Exercise goal:
Copy each line in which the string "this" occurs.

▬▬▬▬▬▬

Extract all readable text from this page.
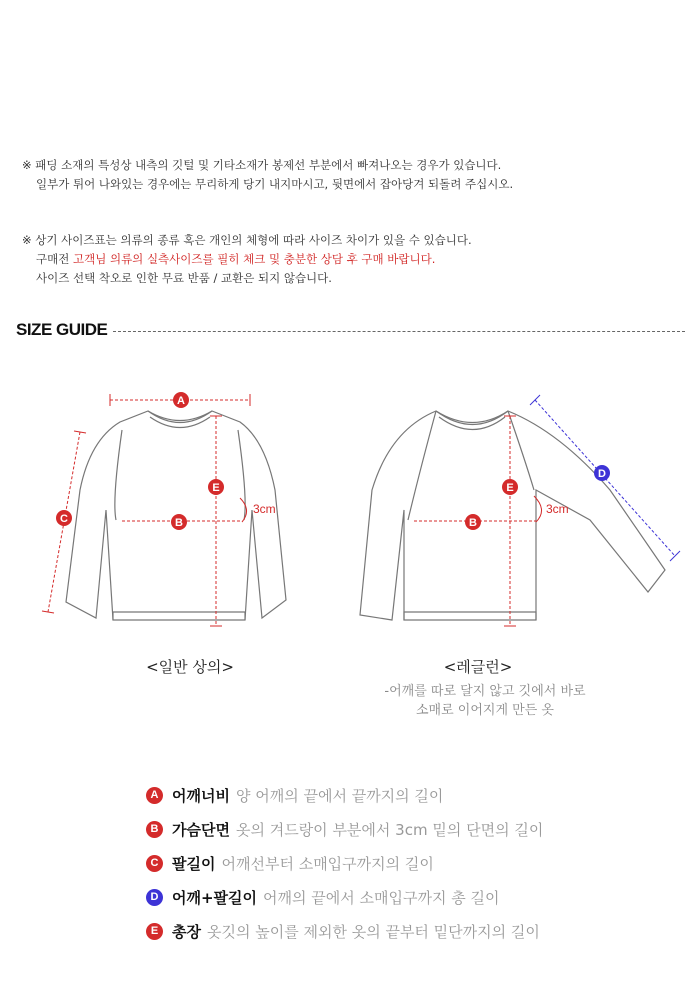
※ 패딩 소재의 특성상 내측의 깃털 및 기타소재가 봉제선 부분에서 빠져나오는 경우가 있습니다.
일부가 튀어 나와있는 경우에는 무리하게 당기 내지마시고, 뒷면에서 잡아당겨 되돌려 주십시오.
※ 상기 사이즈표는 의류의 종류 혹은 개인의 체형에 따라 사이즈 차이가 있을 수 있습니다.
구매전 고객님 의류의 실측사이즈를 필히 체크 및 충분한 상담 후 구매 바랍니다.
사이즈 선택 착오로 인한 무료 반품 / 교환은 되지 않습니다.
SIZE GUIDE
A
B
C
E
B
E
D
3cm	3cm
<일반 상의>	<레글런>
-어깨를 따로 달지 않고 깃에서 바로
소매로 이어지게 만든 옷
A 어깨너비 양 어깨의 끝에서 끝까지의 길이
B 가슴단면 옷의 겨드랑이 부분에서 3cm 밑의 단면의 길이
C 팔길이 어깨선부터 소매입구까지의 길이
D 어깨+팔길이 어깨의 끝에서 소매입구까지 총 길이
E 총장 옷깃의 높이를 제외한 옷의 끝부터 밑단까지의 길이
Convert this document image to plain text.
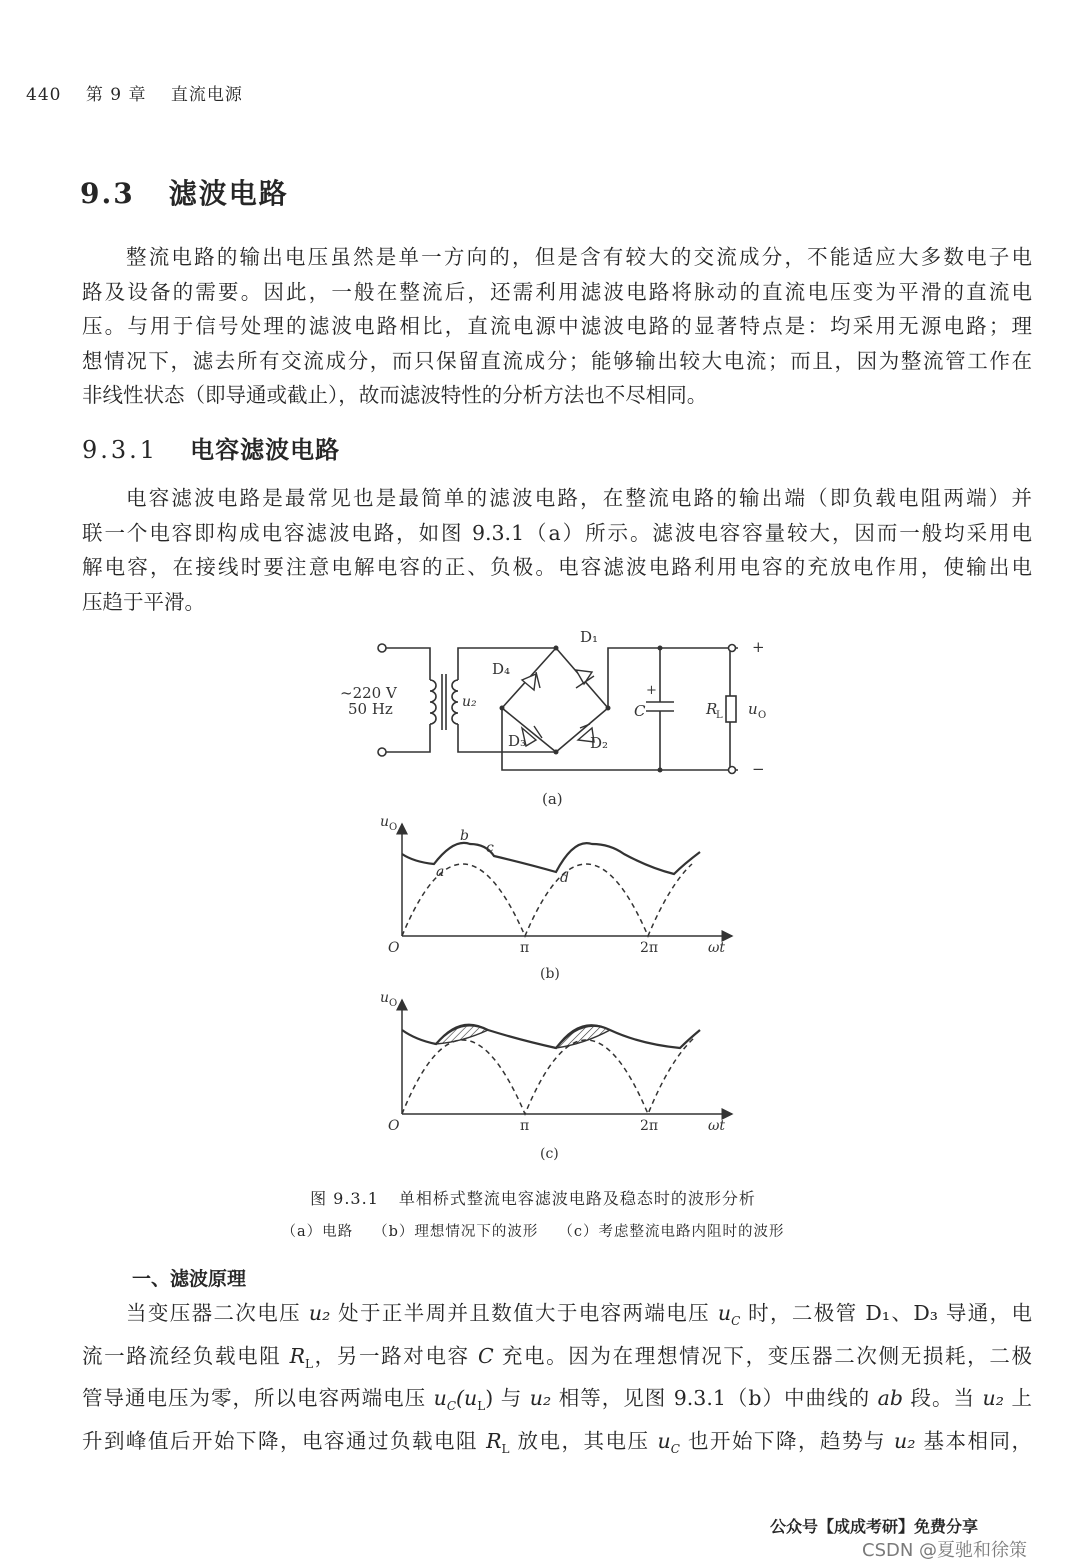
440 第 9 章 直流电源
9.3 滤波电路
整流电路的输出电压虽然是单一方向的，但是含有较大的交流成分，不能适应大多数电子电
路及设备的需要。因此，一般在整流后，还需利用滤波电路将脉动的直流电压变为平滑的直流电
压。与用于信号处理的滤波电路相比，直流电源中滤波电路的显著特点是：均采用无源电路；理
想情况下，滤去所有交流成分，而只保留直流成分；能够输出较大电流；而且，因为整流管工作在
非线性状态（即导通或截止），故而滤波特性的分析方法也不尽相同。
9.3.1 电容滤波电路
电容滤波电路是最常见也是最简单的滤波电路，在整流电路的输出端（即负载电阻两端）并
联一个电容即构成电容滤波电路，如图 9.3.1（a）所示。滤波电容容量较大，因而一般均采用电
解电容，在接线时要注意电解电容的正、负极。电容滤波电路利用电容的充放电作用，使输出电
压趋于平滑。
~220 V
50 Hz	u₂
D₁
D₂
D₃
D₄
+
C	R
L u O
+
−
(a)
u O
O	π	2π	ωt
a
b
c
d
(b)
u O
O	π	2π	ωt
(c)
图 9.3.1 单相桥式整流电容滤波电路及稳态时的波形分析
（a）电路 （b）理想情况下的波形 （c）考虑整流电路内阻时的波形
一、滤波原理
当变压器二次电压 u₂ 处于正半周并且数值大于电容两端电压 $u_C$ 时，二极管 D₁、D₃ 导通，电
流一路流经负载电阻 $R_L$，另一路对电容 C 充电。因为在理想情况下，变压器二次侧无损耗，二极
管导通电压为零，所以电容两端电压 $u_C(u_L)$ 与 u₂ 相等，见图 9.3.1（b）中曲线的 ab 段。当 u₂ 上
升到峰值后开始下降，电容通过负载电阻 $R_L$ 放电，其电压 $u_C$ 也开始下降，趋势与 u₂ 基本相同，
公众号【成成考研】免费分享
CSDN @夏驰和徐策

▬▬▬▬▬▬

Answer below:
Extract all readable text from this page.
Convert this document image to plain text.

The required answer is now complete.